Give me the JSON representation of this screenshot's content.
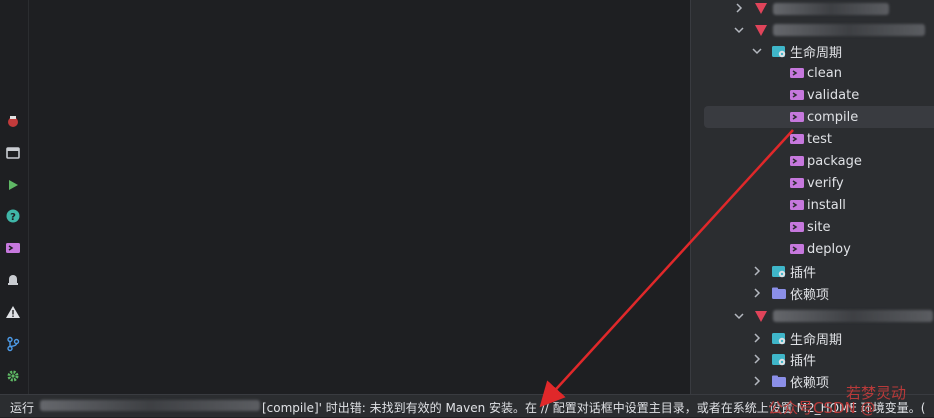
{
  "status_bar": {
    "prefix": "运行",
    "middle": "[compile]' 时出错: 未找到有效的 Maven 安装。在 // 配置对话框中设置主目录，或者在系统上设置 M2_HOME 环境变量。(",
    "tail": "(..."
  },
  "maven_panel": {
    "lifecycle_label": "生命周期",
    "goals": [
      "clean",
      "validate",
      "compile",
      "test",
      "package",
      "verify",
      "install",
      "site",
      "deploy"
    ],
    "selected_goal": "compile",
    "plugins_label": "插件",
    "dependencies_label": "依赖项",
    "module2_lifecycle_label": "生命周期",
    "module2_plugins_label": "插件",
    "module2_dependencies_label": "依赖项"
  },
  "watermark": {
    "text_1": "公众号CSDN @",
    "text_2": "若梦灵动"
  },
  "colors": {
    "background": "#1e1f22",
    "panel": "#2b2d30",
    "selection": "#393b40",
    "arrow": "#e0282a",
    "goal_icon": "#c678dd",
    "lifecycle_icon": "#3fb6c9",
    "module_icon": "#e0445a"
  }
}
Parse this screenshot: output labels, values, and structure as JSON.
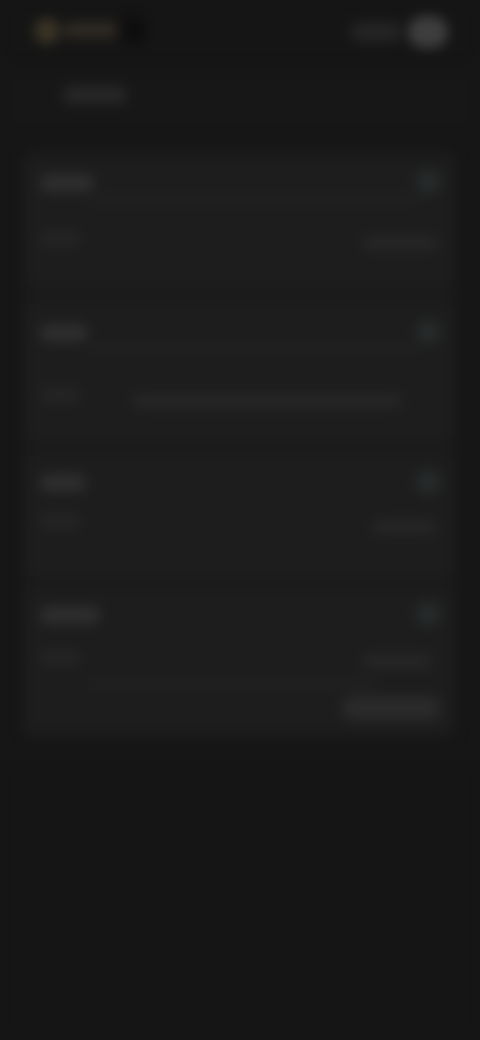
{
  "header": {
    "logo_icon": "logo-icon",
    "avatar_icon": "avatar-icon"
  },
  "colors": {
    "background": "#161616",
    "card": "#1d1d1d",
    "accent": "#3a3325"
  }
}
========================================
• Aim
Isolate each line of the listing above that includes "background". Copy it.

• Solution for this task
    "background": "#1e1f22",
    "background": "#161616",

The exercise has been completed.